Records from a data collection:
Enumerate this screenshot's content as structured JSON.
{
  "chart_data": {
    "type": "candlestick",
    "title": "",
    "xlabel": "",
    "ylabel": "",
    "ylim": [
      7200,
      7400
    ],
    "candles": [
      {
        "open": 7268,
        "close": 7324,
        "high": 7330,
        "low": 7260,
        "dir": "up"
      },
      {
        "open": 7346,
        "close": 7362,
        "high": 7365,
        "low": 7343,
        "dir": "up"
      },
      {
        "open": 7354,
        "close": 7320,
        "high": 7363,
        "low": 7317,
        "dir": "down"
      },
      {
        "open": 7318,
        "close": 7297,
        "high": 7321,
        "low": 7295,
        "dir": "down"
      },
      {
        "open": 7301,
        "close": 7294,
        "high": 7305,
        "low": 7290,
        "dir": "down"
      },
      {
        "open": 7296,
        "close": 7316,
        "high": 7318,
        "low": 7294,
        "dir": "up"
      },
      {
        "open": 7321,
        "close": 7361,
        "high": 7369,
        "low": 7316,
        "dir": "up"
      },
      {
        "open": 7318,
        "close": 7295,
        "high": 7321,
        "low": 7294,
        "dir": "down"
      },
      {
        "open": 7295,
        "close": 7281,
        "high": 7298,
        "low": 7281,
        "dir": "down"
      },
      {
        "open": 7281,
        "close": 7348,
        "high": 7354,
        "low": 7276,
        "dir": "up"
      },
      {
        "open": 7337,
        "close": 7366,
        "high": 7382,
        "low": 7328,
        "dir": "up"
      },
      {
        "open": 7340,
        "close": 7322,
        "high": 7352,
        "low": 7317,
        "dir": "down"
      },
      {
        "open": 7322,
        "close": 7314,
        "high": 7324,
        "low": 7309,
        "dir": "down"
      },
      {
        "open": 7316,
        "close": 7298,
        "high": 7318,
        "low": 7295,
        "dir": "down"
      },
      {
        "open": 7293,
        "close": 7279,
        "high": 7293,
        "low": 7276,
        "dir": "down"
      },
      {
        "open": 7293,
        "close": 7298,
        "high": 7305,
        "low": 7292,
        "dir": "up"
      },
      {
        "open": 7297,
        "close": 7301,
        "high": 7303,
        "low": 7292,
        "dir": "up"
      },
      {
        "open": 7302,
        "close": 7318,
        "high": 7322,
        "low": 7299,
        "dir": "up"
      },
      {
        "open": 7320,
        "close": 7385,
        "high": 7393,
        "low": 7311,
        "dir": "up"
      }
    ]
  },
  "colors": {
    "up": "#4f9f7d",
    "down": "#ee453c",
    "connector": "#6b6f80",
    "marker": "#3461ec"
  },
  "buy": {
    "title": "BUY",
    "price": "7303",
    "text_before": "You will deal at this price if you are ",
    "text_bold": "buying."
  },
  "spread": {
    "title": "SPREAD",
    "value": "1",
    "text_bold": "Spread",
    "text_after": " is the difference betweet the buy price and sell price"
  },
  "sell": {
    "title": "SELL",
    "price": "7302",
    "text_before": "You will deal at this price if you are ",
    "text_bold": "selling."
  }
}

● Short task
Copy all the entries verbatim.

● Final answer
Enumerate this screenshot's content as structured JSON.
{
  "chart_data": {
    "type": "candlestick",
    "title": "",
    "xlabel": "",
    "ylabel": "",
    "ylim": [
      7200,
      7400
    ],
    "candles": [
      {
        "open": 7268,
        "close": 7324,
        "high": 7330,
        "low": 7260,
        "dir": "up"
      },
      {
        "open": 7346,
        "close": 7362,
        "high": 7365,
        "low": 7343,
        "dir": "up"
      },
      {
        "open": 7354,
        "close": 7320,
        "high": 7363,
        "low": 7317,
        "dir": "down"
      },
      {
        "open": 7318,
        "close": 7297,
        "high": 7321,
        "low": 7295,
        "dir": "down"
      },
      {
        "open": 7301,
        "close": 7294,
        "high": 7305,
        "low": 7290,
        "dir": "down"
      },
      {
        "open": 7296,
        "close": 7316,
        "high": 7318,
        "low": 7294,
        "dir": "up"
      },
      {
        "open": 7321,
        "close": 7361,
        "high": 7369,
        "low": 7316,
        "dir": "up"
      },
      {
        "open": 7318,
        "close": 7295,
        "high": 7321,
        "low": 7294,
        "dir": "down"
      },
      {
        "open": 7295,
        "close": 7281,
        "high": 7298,
        "low": 7281,
        "dir": "down"
      },
      {
        "open": 7281,
        "close": 7348,
        "high": 7354,
        "low": 7276,
        "dir": "up"
      },
      {
        "open": 7337,
        "close": 7366,
        "high": 7382,
        "low": 7328,
        "dir": "up"
      },
      {
        "open": 7340,
        "close": 7322,
        "high": 7352,
        "low": 7317,
        "dir": "down"
      },
      {
        "open": 7322,
        "close": 7314,
        "high": 7324,
        "low": 7309,
        "dir": "down"
      },
      {
        "open": 7316,
        "close": 7298,
        "high": 7318,
        "low": 7295,
        "dir": "down"
      },
      {
        "open": 7293,
        "close": 7279,
        "high": 7293,
        "low": 7276,
        "dir": "down"
      },
      {
        "open": 7293,
        "close": 7298,
        "high": 7305,
        "low": 7292,
        "dir": "up"
      },
      {
        "open": 7297,
        "close": 7301,
        "high": 7303,
        "low": 7292,
        "dir": "up"
      },
      {
        "open": 7302,
        "close": 7318,
        "high": 7322,
        "low": 7299,
        "dir": "up"
      },
      {
        "open": 7320,
        "close": 7385,
        "high": 7393,
        "low": 7311,
        "dir": "up"
      }
    ]
  },
  "colors": {
    "up": "#4f9f7d",
    "down": "#ee453c",
    "connector": "#6b6f80",
    "marker": "#3461ec"
  },
  "buy": {
    "title": "BUY",
    "price": "7303",
    "text_before": "You will deal at this price if you are ",
    "text_bold": "buying."
  },
  "spread": {
    "title": "SPREAD",
    "value": "1",
    "text_bold": "Spread",
    "text_after": " is the difference betweet the buy price and sell price"
  },
  "sell": {
    "title": "SELL",
    "price": "7302",
    "text_before": "You will deal at this price if you are ",
    "text_bold": "selling."
  }
}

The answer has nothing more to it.